Exact copy, no pictures: reproduce every record below as it stands.
---------------
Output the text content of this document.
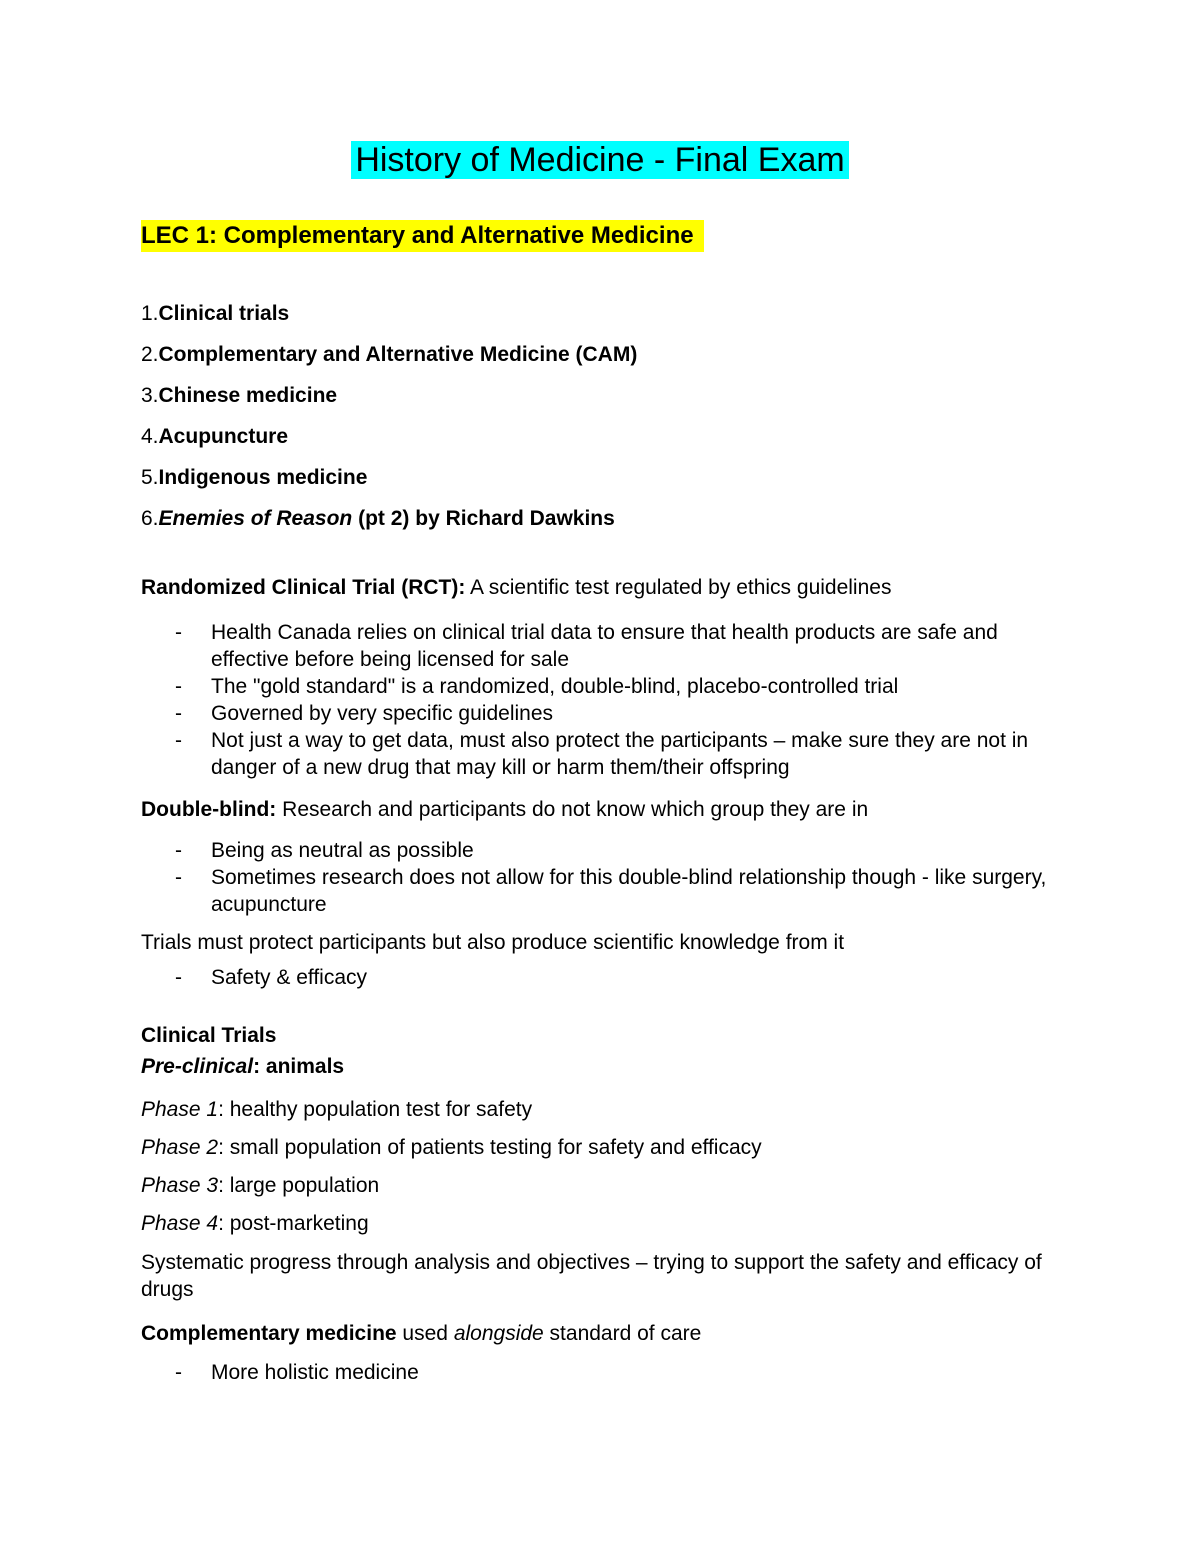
History of Medicine - Final Exam
LEC 1: Complementary and Alternative Medicine
1.Clinical trials
2.Complementary and Alternative Medicine (CAM)
3.Chinese medicine
4.Acupuncture
5.Indigenous medicine
6.Enemies of Reason (pt 2) by Richard Dawkins
Randomized Clinical Trial (RCT): A scientific test regulated by ethics guidelines
- Health Canada relies on clinical trial data to ensure that health products are safe and effective before being licensed for sale
- The "gold standard" is a randomized, double-blind, placebo-controlled trial
- Governed by very specific guidelines
- Not just a way to get data, must also protect the participants – make sure they are not in danger of a new drug that may kill or harm them/their offspring
Double-blind: Research and participants do not know which group they are in
- Being as neutral as possible
- Sometimes research does not allow for this double-blind relationship though - like surgery, acupuncture
Trials must protect participants but also produce scientific knowledge from it
- Safety & efficacy
Clinical Trials
Pre-clinical: animals
Phase 1: healthy population test for safety
Phase 2: small population of patients testing for safety and efficacy
Phase 3: large population
Phase 4: post-marketing
Systematic progress through analysis and objectives – trying to support the safety and efficacy of drugs
Complementary medicine used alongside standard of care
- More holistic medicine
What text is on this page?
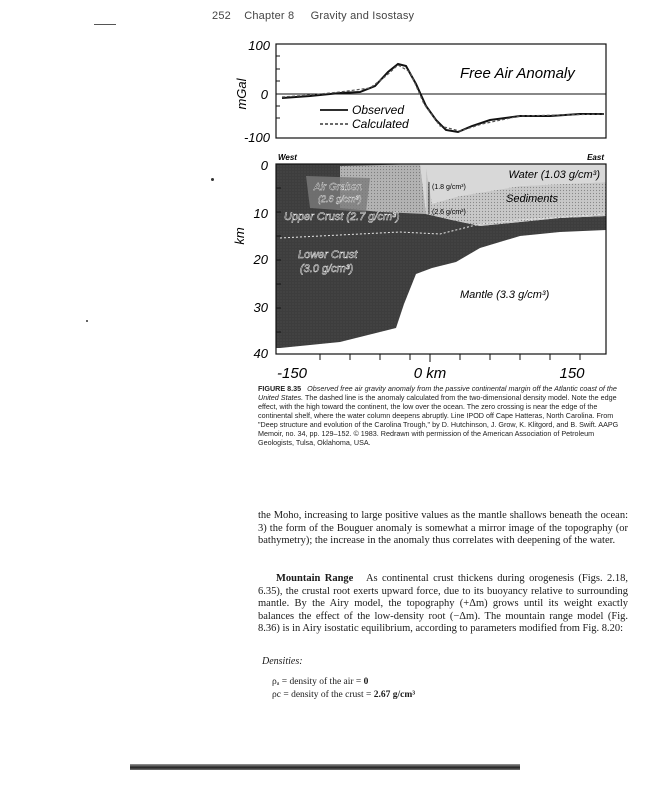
252 Chapter 8 Gravity and Isostasy
100
0
-100
mGal
Free Air Anomaly
Observed
Calculated
0
10
20
30
40
km
-150	0 km	150
West	East
Water (1.03 g/cm³)
Sediments
(1.8 g/cm³)
(2.6 g/cm³)
Air Graben
(2.6 g/cm³)
Upper Crust (2.7 g/cm³)
Lower Crust
(3.0 g/cm³)
Mantle (3.3 g/cm³)
FIGURE 8.35 Observed free air gravity anomaly from the passive continental margin off the Atlantic coast of the United States. The dashed line is the anomaly calculated from the two-dimensional density model. Note the edge effect, with the high toward the continent, the low over the ocean. The zero crossing is near the edge of the continental shelf, where the water column deepens abruptly. Line IPOD off Cape Hatteras, North Carolina. From "Deep structure and evolution of the Carolina Trough," by D. Hutchinson, J. Grow, K. Klitgord, and B. Swift. AAPG Memoir, no. 34, pp. 129–152. © 1983. Redrawn with permission of the American Association of Petroleum Geologists, Tulsa, Oklahoma, USA.
the Moho, increasing to large positive values as the mantle shallows beneath the ocean: 3) the form of the Bouguer anomaly is somewhat a mirror image of the topography (or bathymetry); the increase in the anomaly thus correlates with deepening of the water.
Mountain Range As continental crust thickens during orogenesis (Figs. 2.18, 6.35), the crustal root exerts upward force, due to its buoyancy relative to surrounding mantle. By the Airy model, the topography (+Δm) grows until its weight exactly balances the effect of the low-density root (−Δm). The mountain range model (Fig. 8.36) is in Airy isostatic equilibrium, according to parameters modified from Fig. 8.20:
Densities:
ρₐ = density of the air = 0
ρc = density of the crust = 2.67 g/cm³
---------------
(RESULT OF THE EXERCISE):
Output the text content of this document.
History of Medicine - Final Exam
LEC 1: Complementary and Alternative Medicine
1.Clinical trials
2.Complementary and Alternative Medicine (CAM)
3.Chinese medicine
4.Acupuncture
5.Indigenous medicine
6.Enemies of Reason (pt 2) by Richard Dawkins
Randomized Clinical Trial (RCT): A scientific test regulated by ethics guidelines
- Health Canada relies on clinical trial data to ensure that health products are safe and effective before being licensed for sale
- The "gold standard" is a randomized, double-blind, placebo-controlled trial
- Governed by very specific guidelines
- Not just a way to get data, must also protect the participants – make sure they are not in danger of a new drug that may kill or harm them/their offspring
Double-blind: Research and participants do not know which group they are in
- Being as neutral as possible
- Sometimes research does not allow for this double-blind relationship though - like surgery, acupuncture
Trials must protect participants but also produce scientific knowledge from it
- Safety & efficacy
Clinical Trials
Pre-clinical: animals
Phase 1: healthy population test for safety
Phase 2: small population of patients testing for safety and efficacy
Phase 3: large population
Phase 4: post-marketing
Systematic progress through analysis and objectives – trying to support the safety and efficacy of drugs
Complementary medicine used alongside standard of care
- More holistic medicine
What text is on this page?
252 Chapter 8 Gravity and Isostasy
100
0
-100
mGal
Free Air Anomaly
Observed
Calculated
0
10
20
30
40
km
-150	0 km	150
West	East
Water (1.03 g/cm³)
Sediments
(1.8 g/cm³)
(2.6 g/cm³)
Air Graben
(2.6 g/cm³)
Upper Crust (2.7 g/cm³)
Lower Crust
(3.0 g/cm³)
Mantle (3.3 g/cm³)
FIGURE 8.35 Observed free air gravity anomaly from the passive continental margin off the Atlantic coast of the United States. The dashed line is the anomaly calculated from the two-dimensional density model. Note the edge effect, with the high toward the continent, the low over the ocean. The zero crossing is near the edge of the continental shelf, where the water column deepens abruptly. Line IPOD off Cape Hatteras, North Carolina. From "Deep structure and evolution of the Carolina Trough," by D. Hutchinson, J. Grow, K. Klitgord, and B. Swift. AAPG Memoir, no. 34, pp. 129–152. © 1983. Redrawn with permission of the American Association of Petroleum Geologists, Tulsa, Oklahoma, USA.
the Moho, increasing to large positive values as the mantle shallows beneath the ocean: 3) the form of the Bouguer anomaly is somewhat a mirror image of the topography (or bathymetry); the increase in the anomaly thus correlates with deepening of the water.
Mountain Range As continental crust thickens during orogenesis (Figs. 2.18, 6.35), the crustal root exerts upward force, due to its buoyancy relative to surrounding mantle. By the Airy model, the topography (+Δm) grows until its weight exactly balances the effect of the low-density root (−Δm). The mountain range model (Fig. 8.36) is in Airy isostatic equilibrium, according to parameters modified from Fig. 8.20:
Densities:
ρₐ = density of the air = 0
ρc = density of the crust = 2.67 g/cm³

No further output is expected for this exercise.